WRITTEN TASK ▸
Each line of the material below should be reproduced exactly.

PROVIDED ENTRIES ▸
>> Begin
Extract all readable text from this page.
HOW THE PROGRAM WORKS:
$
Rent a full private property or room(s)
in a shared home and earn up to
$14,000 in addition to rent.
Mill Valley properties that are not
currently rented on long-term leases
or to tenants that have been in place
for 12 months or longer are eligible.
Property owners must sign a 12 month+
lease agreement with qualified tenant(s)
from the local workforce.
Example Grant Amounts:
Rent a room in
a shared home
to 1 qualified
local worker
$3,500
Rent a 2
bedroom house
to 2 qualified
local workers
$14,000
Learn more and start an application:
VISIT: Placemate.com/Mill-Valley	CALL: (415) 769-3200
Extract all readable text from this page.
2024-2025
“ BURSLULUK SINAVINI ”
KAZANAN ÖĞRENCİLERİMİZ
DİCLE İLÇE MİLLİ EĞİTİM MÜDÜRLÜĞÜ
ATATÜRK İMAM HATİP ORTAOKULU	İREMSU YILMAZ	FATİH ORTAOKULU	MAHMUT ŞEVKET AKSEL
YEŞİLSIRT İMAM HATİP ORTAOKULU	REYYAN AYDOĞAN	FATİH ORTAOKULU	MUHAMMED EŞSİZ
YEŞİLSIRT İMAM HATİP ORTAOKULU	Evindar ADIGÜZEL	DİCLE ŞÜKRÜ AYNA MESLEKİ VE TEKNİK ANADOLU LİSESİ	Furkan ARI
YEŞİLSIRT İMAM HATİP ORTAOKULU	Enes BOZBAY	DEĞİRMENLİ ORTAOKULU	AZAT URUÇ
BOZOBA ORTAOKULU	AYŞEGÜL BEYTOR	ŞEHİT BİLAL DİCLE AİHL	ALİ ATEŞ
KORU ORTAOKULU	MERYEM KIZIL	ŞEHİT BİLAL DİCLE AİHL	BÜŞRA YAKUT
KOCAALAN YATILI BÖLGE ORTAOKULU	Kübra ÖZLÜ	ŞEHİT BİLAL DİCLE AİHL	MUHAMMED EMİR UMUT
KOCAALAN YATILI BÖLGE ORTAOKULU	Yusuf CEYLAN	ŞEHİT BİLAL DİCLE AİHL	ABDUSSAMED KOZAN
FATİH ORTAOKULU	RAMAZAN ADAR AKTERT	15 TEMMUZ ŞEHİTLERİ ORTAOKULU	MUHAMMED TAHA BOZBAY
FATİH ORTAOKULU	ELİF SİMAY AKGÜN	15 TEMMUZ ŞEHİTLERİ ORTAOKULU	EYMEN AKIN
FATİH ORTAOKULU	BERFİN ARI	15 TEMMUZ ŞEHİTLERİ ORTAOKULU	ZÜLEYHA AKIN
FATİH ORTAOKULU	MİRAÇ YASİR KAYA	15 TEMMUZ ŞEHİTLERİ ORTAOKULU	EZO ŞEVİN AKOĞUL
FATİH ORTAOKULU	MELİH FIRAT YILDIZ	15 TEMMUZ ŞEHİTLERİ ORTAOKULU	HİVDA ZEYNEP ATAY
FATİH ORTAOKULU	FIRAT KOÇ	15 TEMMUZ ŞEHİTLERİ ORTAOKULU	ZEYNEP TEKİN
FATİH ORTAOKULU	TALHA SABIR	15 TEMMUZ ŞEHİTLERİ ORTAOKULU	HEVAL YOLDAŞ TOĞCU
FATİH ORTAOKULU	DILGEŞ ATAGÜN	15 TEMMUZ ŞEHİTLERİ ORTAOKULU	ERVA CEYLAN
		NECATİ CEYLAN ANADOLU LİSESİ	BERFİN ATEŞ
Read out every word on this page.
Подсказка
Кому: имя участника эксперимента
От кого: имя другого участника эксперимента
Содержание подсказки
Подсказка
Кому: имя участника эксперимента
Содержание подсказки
>> End
FINAL ANSWER ▸
Extract all readable text from this page.
HOW THE PROGRAM WORKS:
$
Rent a full private property or room(s)
in a shared home and earn up to
$14,000 in addition to rent.
Mill Valley properties that are not
currently rented on long-term leases
or to tenants that have been in place
for 12 months or longer are eligible.
Property owners must sign a 12 month+
lease agreement with qualified tenant(s)
from the local workforce.
Example Grant Amounts:
Rent a room in
a shared home
to 1 qualified
local worker
$3,500
Rent a 2
bedroom house
to 2 qualified
local workers
$14,000
Learn more and start an application:
VISIT: Placemate.com/Mill-Valley	CALL: (415) 769-3200
Extract all readable text from this page.
2024-2025
“ BURSLULUK SINAVINI ”
KAZANAN ÖĞRENCİLERİMİZ
DİCLE İLÇE MİLLİ EĞİTİM MÜDÜRLÜĞÜ
ATATÜRK İMAM HATİP ORTAOKULU	İREMSU YILMAZ	FATİH ORTAOKULU	MAHMUT ŞEVKET AKSEL
YEŞİLSIRT İMAM HATİP ORTAOKULU	REYYAN AYDOĞAN	FATİH ORTAOKULU	MUHAMMED EŞSİZ
YEŞİLSIRT İMAM HATİP ORTAOKULU	Evindar ADIGÜZEL	DİCLE ŞÜKRÜ AYNA MESLEKİ VE TEKNİK ANADOLU LİSESİ	Furkan ARI
YEŞİLSIRT İMAM HATİP ORTAOKULU	Enes BOZBAY	DEĞİRMENLİ ORTAOKULU	AZAT URUÇ
BOZOBA ORTAOKULU	AYŞEGÜL BEYTOR	ŞEHİT BİLAL DİCLE AİHL	ALİ ATEŞ
KORU ORTAOKULU	MERYEM KIZIL	ŞEHİT BİLAL DİCLE AİHL	BÜŞRA YAKUT
KOCAALAN YATILI BÖLGE ORTAOKULU	Kübra ÖZLÜ	ŞEHİT BİLAL DİCLE AİHL	MUHAMMED EMİR UMUT
KOCAALAN YATILI BÖLGE ORTAOKULU	Yusuf CEYLAN	ŞEHİT BİLAL DİCLE AİHL	ABDUSSAMED KOZAN
FATİH ORTAOKULU	RAMAZAN ADAR AKTERT	15 TEMMUZ ŞEHİTLERİ ORTAOKULU	MUHAMMED TAHA BOZBAY
FATİH ORTAOKULU	ELİF SİMAY AKGÜN	15 TEMMUZ ŞEHİTLERİ ORTAOKULU	EYMEN AKIN
FATİH ORTAOKULU	BERFİN ARI	15 TEMMUZ ŞEHİTLERİ ORTAOKULU	ZÜLEYHA AKIN
FATİH ORTAOKULU	MİRAÇ YASİR KAYA	15 TEMMUZ ŞEHİTLERİ ORTAOKULU	EZO ŞEVİN AKOĞUL
FATİH ORTAOKULU	MELİH FIRAT YILDIZ	15 TEMMUZ ŞEHİTLERİ ORTAOKULU	HİVDA ZEYNEP ATAY
FATİH ORTAOKULU	FIRAT KOÇ	15 TEMMUZ ŞEHİTLERİ ORTAOKULU	ZEYNEP TEKİN
FATİH ORTAOKULU	TALHA SABIR	15 TEMMUZ ŞEHİTLERİ ORTAOKULU	HEVAL YOLDAŞ TOĞCU
FATİH ORTAOKULU	DILGEŞ ATAGÜN	15 TEMMUZ ŞEHİTLERİ ORTAOKULU	ERVA CEYLAN
		NECATİ CEYLAN ANADOLU LİSESİ	BERFİN ATEŞ
Read out every word on this page.
Подсказка
Кому: имя участника эксперимента
От кого: имя другого участника эксперимента
Содержание подсказки
Подсказка
Кому: имя участника эксперимента
Содержание подсказки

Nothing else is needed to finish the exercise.